MATERIAL TO PROCESS —

____________

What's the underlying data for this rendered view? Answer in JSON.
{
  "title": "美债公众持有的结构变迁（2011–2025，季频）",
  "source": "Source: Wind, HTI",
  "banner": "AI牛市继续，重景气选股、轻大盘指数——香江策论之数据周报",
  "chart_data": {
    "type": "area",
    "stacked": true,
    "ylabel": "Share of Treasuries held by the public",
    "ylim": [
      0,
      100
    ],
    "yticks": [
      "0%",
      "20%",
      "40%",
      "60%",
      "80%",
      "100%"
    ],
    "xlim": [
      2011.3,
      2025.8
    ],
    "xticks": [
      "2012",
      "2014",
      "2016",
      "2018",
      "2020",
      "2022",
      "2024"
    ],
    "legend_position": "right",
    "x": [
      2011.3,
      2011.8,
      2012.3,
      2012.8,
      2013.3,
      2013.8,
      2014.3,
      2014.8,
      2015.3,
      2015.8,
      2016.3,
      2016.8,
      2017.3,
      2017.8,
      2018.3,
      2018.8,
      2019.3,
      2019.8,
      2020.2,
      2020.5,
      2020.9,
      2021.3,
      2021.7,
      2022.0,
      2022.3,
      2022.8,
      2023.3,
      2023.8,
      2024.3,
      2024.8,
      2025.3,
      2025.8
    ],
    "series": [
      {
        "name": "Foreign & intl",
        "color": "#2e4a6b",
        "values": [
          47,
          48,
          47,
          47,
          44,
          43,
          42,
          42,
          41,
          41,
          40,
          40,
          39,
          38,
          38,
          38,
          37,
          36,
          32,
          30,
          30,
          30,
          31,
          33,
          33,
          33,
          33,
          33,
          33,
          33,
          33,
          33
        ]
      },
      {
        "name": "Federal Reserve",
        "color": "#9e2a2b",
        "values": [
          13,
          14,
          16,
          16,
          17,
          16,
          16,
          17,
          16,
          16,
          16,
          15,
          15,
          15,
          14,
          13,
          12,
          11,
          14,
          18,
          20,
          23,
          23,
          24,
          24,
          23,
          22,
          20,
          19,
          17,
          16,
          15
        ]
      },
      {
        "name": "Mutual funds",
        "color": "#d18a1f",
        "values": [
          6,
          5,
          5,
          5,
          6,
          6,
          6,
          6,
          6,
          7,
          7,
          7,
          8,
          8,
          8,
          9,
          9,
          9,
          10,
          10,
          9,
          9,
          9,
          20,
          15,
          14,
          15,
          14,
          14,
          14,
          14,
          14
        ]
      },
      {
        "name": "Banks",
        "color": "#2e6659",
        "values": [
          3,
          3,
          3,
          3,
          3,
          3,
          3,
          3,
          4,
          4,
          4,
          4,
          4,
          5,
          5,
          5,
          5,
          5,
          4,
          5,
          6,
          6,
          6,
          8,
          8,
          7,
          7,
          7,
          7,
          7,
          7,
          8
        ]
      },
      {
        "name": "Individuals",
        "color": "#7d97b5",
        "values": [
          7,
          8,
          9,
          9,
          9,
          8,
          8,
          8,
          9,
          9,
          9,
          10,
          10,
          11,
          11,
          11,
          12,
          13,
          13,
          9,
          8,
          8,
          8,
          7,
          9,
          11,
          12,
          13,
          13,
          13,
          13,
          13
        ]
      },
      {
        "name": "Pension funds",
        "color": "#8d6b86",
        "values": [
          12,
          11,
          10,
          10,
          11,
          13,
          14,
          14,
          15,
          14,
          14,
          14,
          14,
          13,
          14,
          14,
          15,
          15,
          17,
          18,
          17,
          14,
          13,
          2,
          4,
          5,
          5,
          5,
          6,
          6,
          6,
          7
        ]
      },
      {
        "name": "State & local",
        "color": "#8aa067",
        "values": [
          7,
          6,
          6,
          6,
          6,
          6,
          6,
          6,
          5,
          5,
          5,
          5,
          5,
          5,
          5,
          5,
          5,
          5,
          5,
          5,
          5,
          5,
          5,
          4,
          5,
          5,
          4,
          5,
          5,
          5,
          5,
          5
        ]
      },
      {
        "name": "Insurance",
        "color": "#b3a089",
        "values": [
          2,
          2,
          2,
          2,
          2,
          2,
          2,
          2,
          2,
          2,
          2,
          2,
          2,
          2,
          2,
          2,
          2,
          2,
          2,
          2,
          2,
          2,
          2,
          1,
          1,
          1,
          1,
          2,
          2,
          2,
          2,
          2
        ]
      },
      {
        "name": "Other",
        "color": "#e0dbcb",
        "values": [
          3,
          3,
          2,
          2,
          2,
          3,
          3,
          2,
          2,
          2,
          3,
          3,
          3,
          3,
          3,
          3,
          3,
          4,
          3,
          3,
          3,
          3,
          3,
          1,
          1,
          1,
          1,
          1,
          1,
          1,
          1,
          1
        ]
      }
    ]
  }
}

____________

GIVEN EXERCISE —
Select, from the listing, all lines that include the word "funds".

WRITTEN ANSWER —
        "name": "Mutual funds",
        "name": "Pension funds",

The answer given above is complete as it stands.